[Saved entries]
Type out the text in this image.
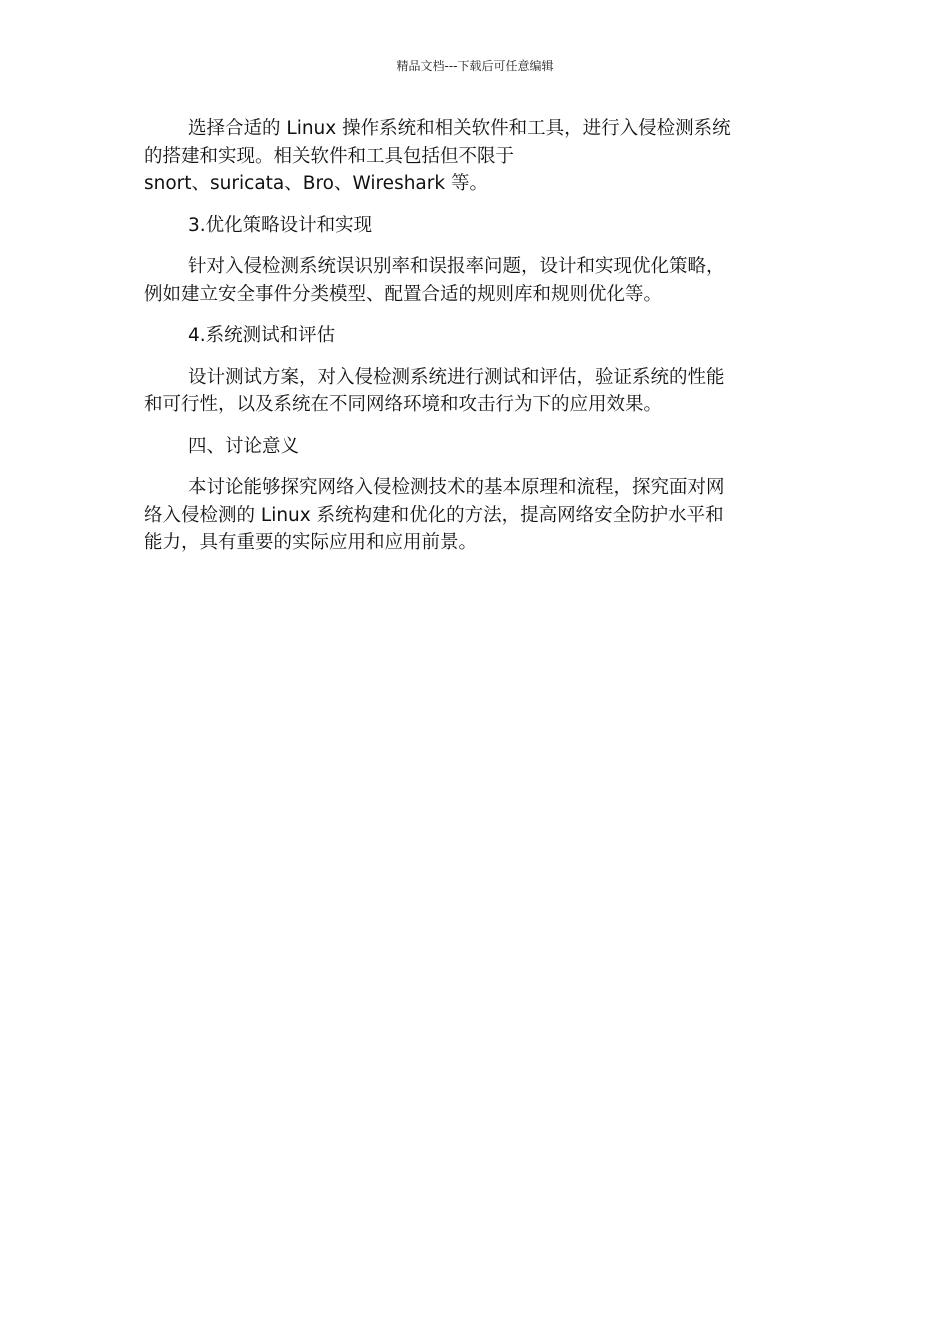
精品文档---下载后可任意编辑

选择合适的 Linux 操作系统和相关软件和工具，进行入侵检测系统
的搭建和实现。相关软件和工具包括但不限于
snort、suricata、Bro、Wireshark 等。

3.优化策略设计和实现

针对入侵检测系统误识别率和误报率问题，设计和实现优化策略，
例如建立安全事件分类模型、配置合适的规则库和规则优化等。

4.系统测试和评估

设计测试方案，对入侵检测系统进行测试和评估，验证系统的性能
和可行性，以及系统在不同网络环境和攻击行为下的应用效果。

四、讨论意义

本讨论能够探究网络入侵检测技术的基本原理和流程，探究面对网
络入侵检测的 Linux 系统构建和优化的方法，提高网络安全防护水平和
能力，具有重要的实际应用和应用前景。
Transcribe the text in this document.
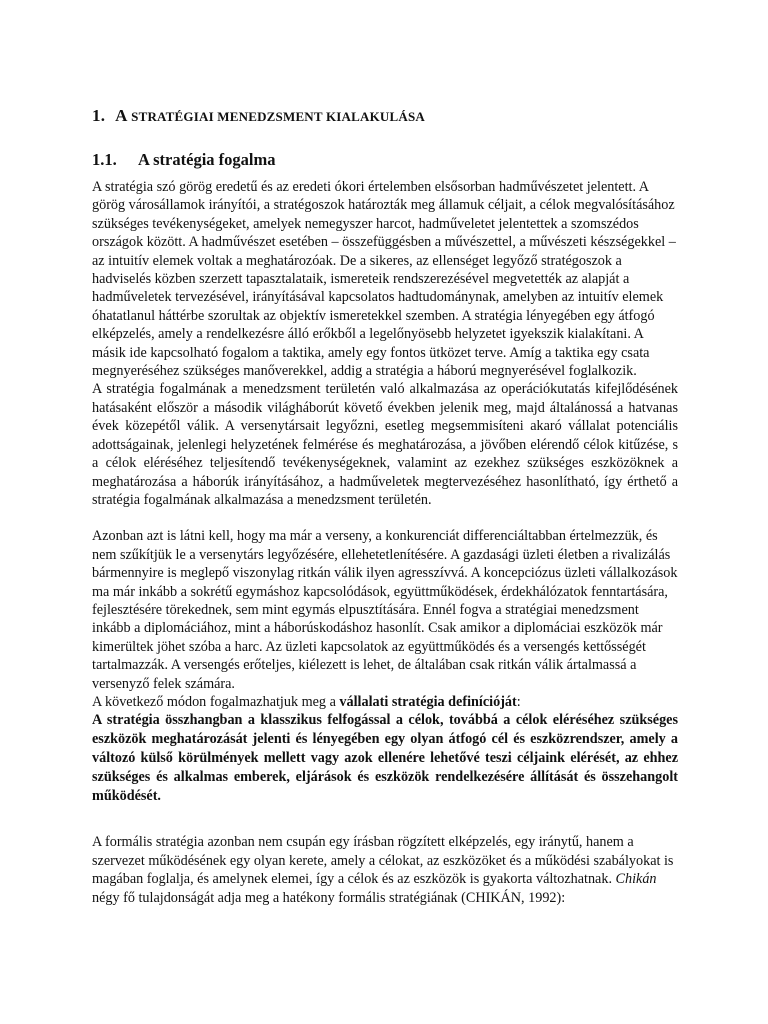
1. A STRATÉGIAI MENEDZSMENT KIALAKULÁSA
1.1. A stratégia fogalma

A stratégia szó görög eredetű és az eredeti ókori értelemben elsősorban hadművészetet jelentett. A görög városállamok irányítói, a stratégoszok határozták meg államuk céljait, a célok megvalósításához szükséges tevékenységeket, amelyek nemegyszer harcot, hadműveletet jelentettek a szomszédos országok között. A hadművészet esetében – összefüggésben a művészettel, a művészeti készségekkel – az intuitív elemek voltak a meghatározóak. De a sikeres, az ellenséget legyőző stratégoszok a hadviselés közben szerzett tapasztalataik, ismereteik rendszerezésével megvetették az alapját a hadműveletek tervezésével, irányításával kapcsolatos hadtudománynak, amelyben az intuitív elemek óhatatlanul háttérbe szorultak az objektív ismeretekkel szemben. A stratégia lényegében egy átfogó elképzelés, amely a rendelkezésre álló erőkből a legelőnyösebb helyzetet igyekszik kialakítani. A másik ide kapcsolható fogalom a taktika, amely egy fontos ütközet terve. Amíg a taktika egy csata megnyeréséhez szükséges manőverekkel, addig a stratégia a háború megnyerésével foglalkozik.

A stratégia fogalmának a menedzsment területén való alkalmazása az operációkutatás kifejlődésének hatásaként először a második világháborút követő években jelenik meg, majd általánossá a hatvanas évek közepétől válik. A versenytársait legyőzni, esetleg megsemmisíteni akaró vállalat potenciális adottságainak, jelenlegi helyzetének felmérése és meghatározása, a jövőben elérendő célok kitűzése, s a célok eléréséhez teljesítendő tevékenységeknek, valamint az ezekhez szükséges eszközöknek a meghatározása a háborúk irányításához, a hadműveletek megtervezéséhez hasonlítható, így érthető a stratégia fogalmának alkalmazása a menedzsment területén.

Azonban azt is látni kell, hogy ma már a verseny, a konkurenciát differenciáltabban értelmezzük, és nem szűkítjük le a versenytárs legyőzésére, ellehetetlenítésére. A gazdasági üzleti életben a rivalizálás bármennyire is meglepő viszonylag ritkán válik ilyen agresszívvá. A koncepciózus üzleti vállalkozások ma már inkább a sokrétű egymáshoz kapcsolódások, együttműködések, érdekhálózatok fenntartására, fejlesztésére törekednek, sem mint egymás elpusztítására. Ennél fogva a stratégiai menedzsment inkább a diplomáciához, mint a háborúskodáshoz hasonlít. Csak amikor a diplomáciai eszközök már kimerültek jöhet szóba a harc. Az üzleti kapcsolatok az együttműködés és a versengés kettősségét tartalmazzák. A versengés erőteljes, kiélezett is lehet, de általában csak ritkán válik ártalmassá a versenyző felek számára.

A következő módon fogalmazhatjuk meg a vállalati stratégia definícióját:

A stratégia összhangban a klasszikus felfogással a célok, továbbá a célok eléréséhez szükséges eszközök meghatározását jelenti és lényegében egy olyan átfogó cél és eszközrendszer, amely a változó külső körülmények mellett vagy azok ellenére lehetővé teszi céljaink elérését, az ehhez szükséges és alkalmas emberek, eljárások és eszközök rendelkezésére állítását és összehangolt működését.

A formális stratégia azonban nem csupán egy írásban rögzített elképzelés, egy iránytű, hanem a szervezet működésének egy olyan kerete, amely a célokat, az eszközöket és a működési szabályokat is magában foglalja, és amelynek elemei, így a célok és az eszközök is gyakorta változhatnak. Chikán négy fő tulajdonságát adja meg a hatékony formális stratégiának (CHIKÁN, 1992):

WHAT YOU HAVE TO DO: Print the records word for word and exclude any picture they hold.

TASK RESULT:
Type out the text in this image.
精品文档---下载后可任意编辑

选择合适的 Linux 操作系统和相关软件和工具，进行入侵检测系统
的搭建和实现。相关软件和工具包括但不限于
snort、suricata、Bro、Wireshark 等。

3.优化策略设计和实现

针对入侵检测系统误识别率和误报率问题，设计和实现优化策略，
例如建立安全事件分类模型、配置合适的规则库和规则优化等。

4.系统测试和评估

设计测试方案，对入侵检测系统进行测试和评估，验证系统的性能
和可行性，以及系统在不同网络环境和攻击行为下的应用效果。

四、讨论意义

本讨论能够探究网络入侵检测技术的基本原理和流程，探究面对网
络入侵检测的 Linux 系统构建和优化的方法，提高网络安全防护水平和
能力，具有重要的实际应用和应用前景。
Transcribe the text in this document.
1. A STRATÉGIAI MENEDZSMENT KIALAKULÁSA
1.1. A stratégia fogalma

A stratégia szó görög eredetű és az eredeti ókori értelemben elsősorban hadművészetet jelentett. A görög városállamok irányítói, a stratégoszok határozták meg államuk céljait, a célok megvalósításához szükséges tevékenységeket, amelyek nemegyszer harcot, hadműveletet jelentettek a szomszédos országok között. A hadművészet esetében – összefüggésben a művészettel, a művészeti készségekkel – az intuitív elemek voltak a meghatározóak. De a sikeres, az ellenséget legyőző stratégoszok a hadviselés közben szerzett tapasztalataik, ismereteik rendszerezésével megvetették az alapját a hadműveletek tervezésével, irányításával kapcsolatos hadtudománynak, amelyben az intuitív elemek óhatatlanul háttérbe szorultak az objektív ismeretekkel szemben. A stratégia lényegében egy átfogó elképzelés, amely a rendelkezésre álló erőkből a legelőnyösebb helyzetet igyekszik kialakítani. A másik ide kapcsolható fogalom a taktika, amely egy fontos ütközet terve. Amíg a taktika egy csata megnyeréséhez szükséges manőverekkel, addig a stratégia a háború megnyerésével foglalkozik.

A stratégia fogalmának a menedzsment területén való alkalmazása az operációkutatás kifejlődésének hatásaként először a második világháborút követő években jelenik meg, majd általánossá a hatvanas évek közepétől válik. A versenytársait legyőzni, esetleg megsemmisíteni akaró vállalat potenciális adottságainak, jelenlegi helyzetének felmérése és meghatározása, a jövőben elérendő célok kitűzése, s a célok eléréséhez teljesítendő tevékenységeknek, valamint az ezekhez szükséges eszközöknek a meghatározása a háborúk irányításához, a hadműveletek megtervezéséhez hasonlítható, így érthető a stratégia fogalmának alkalmazása a menedzsment területén.

Azonban azt is látni kell, hogy ma már a verseny, a konkurenciát differenciáltabban értelmezzük, és nem szűkítjük le a versenytárs legyőzésére, ellehetetlenítésére. A gazdasági üzleti életben a rivalizálás bármennyire is meglepő viszonylag ritkán válik ilyen agresszívvá. A koncepciózus üzleti vállalkozások ma már inkább a sokrétű egymáshoz kapcsolódások, együttműködések, érdekhálózatok fenntartására, fejlesztésére törekednek, sem mint egymás elpusztítására. Ennél fogva a stratégiai menedzsment inkább a diplomáciához, mint a háborúskodáshoz hasonlít. Csak amikor a diplomáciai eszközök már kimerültek jöhet szóba a harc. Az üzleti kapcsolatok az együttműködés és a versengés kettősségét tartalmazzák. A versengés erőteljes, kiélezett is lehet, de általában csak ritkán válik ártalmassá a versenyző felek számára.

A következő módon fogalmazhatjuk meg a vállalati stratégia definícióját:

A stratégia összhangban a klasszikus felfogással a célok, továbbá a célok eléréséhez szükséges eszközök meghatározását jelenti és lényegében egy olyan átfogó cél és eszközrendszer, amely a változó külső körülmények mellett vagy azok ellenére lehetővé teszi céljaink elérését, az ehhez szükséges és alkalmas emberek, eljárások és eszközök rendelkezésére állítását és összehangolt működését.

A formális stratégia azonban nem csupán egy írásban rögzített elképzelés, egy iránytű, hanem a szervezet működésének egy olyan kerete, amely a célokat, az eszközöket és a működési szabályokat is magában foglalja, és amelynek elemei, így a célok és az eszközök is gyakorta változhatnak. Chikán négy fő tulajdonságát adja meg a hatékony formális stratégiának (CHIKÁN, 1992):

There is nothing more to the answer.